◆ Problem: Leave out the pictures and copy every record exactly.

BEGIN Excerpted records

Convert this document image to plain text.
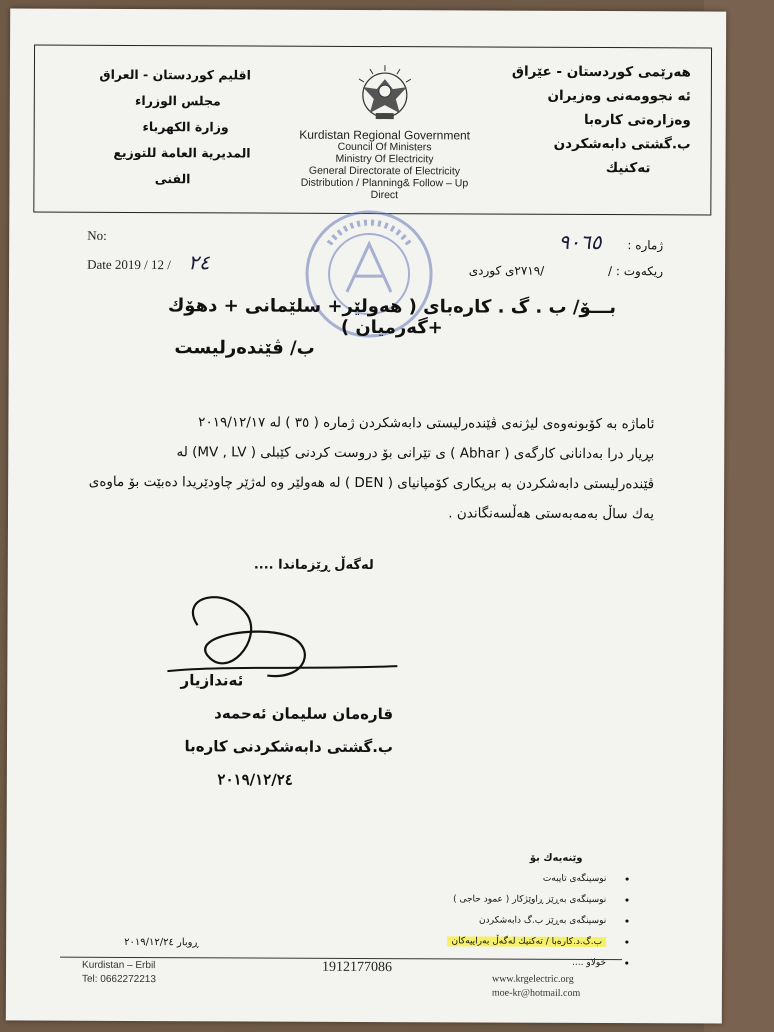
هەرێمی کوردستان - عێراق
ئه نجوومەنی وەزیران
وەزارەتی کارەبا
ب.گشتی دابەشکردن
تەکنیك
Kurdistan Regional Government
Council Of Ministers
Ministry Of Electricity
General Directorate of Electricity
Distribution / Planning& Follow – Up
Direct
اقليم كوردستان - العراق
مجلس الوزراء
وزارة الكهرباء
المديرية العامة للتوزيع
الفنى
No:
Date 2019 / 12 / ٢٤
ژماره : ٩٠٦٥
ریكەوت : / /٢٧١٩ى كوردى
بـــۆ/ ب . گ . كارەباى ( هەولێر+ سلێمانى + دهۆك +گەرمیان )
ب/ ڤێندەرلیست
ئاماژە بە كۆبونەوەى لیژنەى ڤێندەرلیستى دابەشكردن ژمارە ( ٣٥ ) لە ٢٠١٩/١٢/١٧
بڕیار درا بەدانانى كارگەى ( Abhar ) ى تێرانى بۆ دروست كردنى كێبلى ( MV , LV) لە
ڤێندەرلیستى دابەشكردن بە بریكارى كۆمپانیاى ( DEN ) لە هەولێر وە لەژێر چاودێریدا دەبێت بۆ ماوەى
یەك ساڵ بەمەبەستى هەڵسەنگاندن .
لەگەڵ ڕێزماندا ....
ئەندازیار
قارەمان سلیمان ئەحمەد
ب.گشتى دابەشكردنى كارەبا
٢٠١٩/١٢/٢٤
وێنەیەك بۆ
نوسینگەى تایبەت •
نوسینگەى بەڕێز ڕاوێژكار ( عمود حاجى ) •
نوسینگەى بەڕێز ب.گ دابەشكردن •
ب.گ.د.كارەبا / تەكنیك لەگەڵ بەراییەكان •
خولاو .... •
ڕوبار ٢٠١٩/١٢/٢٤
Kurdistan – Erbil
Tel: 0662272213
1912177086
www.krgelectric.org
moe-kr@hotmail.com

END Excerpted records

◆ Exercise result:
Convert this document image to plain text.
هەرێمی کوردستان - عێراق
ئه نجوومەنی وەزیران
وەزارەتی کارەبا
ب.گشتی دابەشکردن
تەکنیك
Kurdistan Regional Government
Council Of Ministers
Ministry Of Electricity
General Directorate of Electricity
Distribution / Planning& Follow – Up
Direct
اقليم كوردستان - العراق
مجلس الوزراء
وزارة الكهرباء
المديرية العامة للتوزيع
الفنى
No:
Date 2019 / 12 / ٢٤
ژماره : ٩٠٦٥
ریكەوت : / /٢٧١٩ى كوردى
بـــۆ/ ب . گ . كارەباى ( هەولێر+ سلێمانى + دهۆك +گەرمیان )
ب/ ڤێندەرلیست
ئاماژە بە كۆبونەوەى لیژنەى ڤێندەرلیستى دابەشكردن ژمارە ( ٣٥ ) لە ٢٠١٩/١٢/١٧
بڕیار درا بەدانانى كارگەى ( Abhar ) ى تێرانى بۆ دروست كردنى كێبلى ( MV , LV) لە
ڤێندەرلیستى دابەشكردن بە بریكارى كۆمپانیاى ( DEN ) لە هەولێر وە لەژێر چاودێریدا دەبێت بۆ ماوەى
یەك ساڵ بەمەبەستى هەڵسەنگاندن .
لەگەڵ ڕێزماندا ....
ئەندازیار
قارەمان سلیمان ئەحمەد
ب.گشتى دابەشكردنى كارەبا
٢٠١٩/١٢/٢٤
وێنەیەك بۆ
نوسینگەى تایبەت •
نوسینگەى بەڕێز ڕاوێژكار ( عمود حاجى ) •
نوسینگەى بەڕێز ب.گ دابەشكردن •
ب.گ.د.كارەبا / تەكنیك لەگەڵ بەراییەكان •
خولاو .... •
ڕوبار ٢٠١٩/١٢/٢٤
Kurdistan – Erbil
Tel: 0662272213
1912177086
www.krgelectric.org
moe-kr@hotmail.com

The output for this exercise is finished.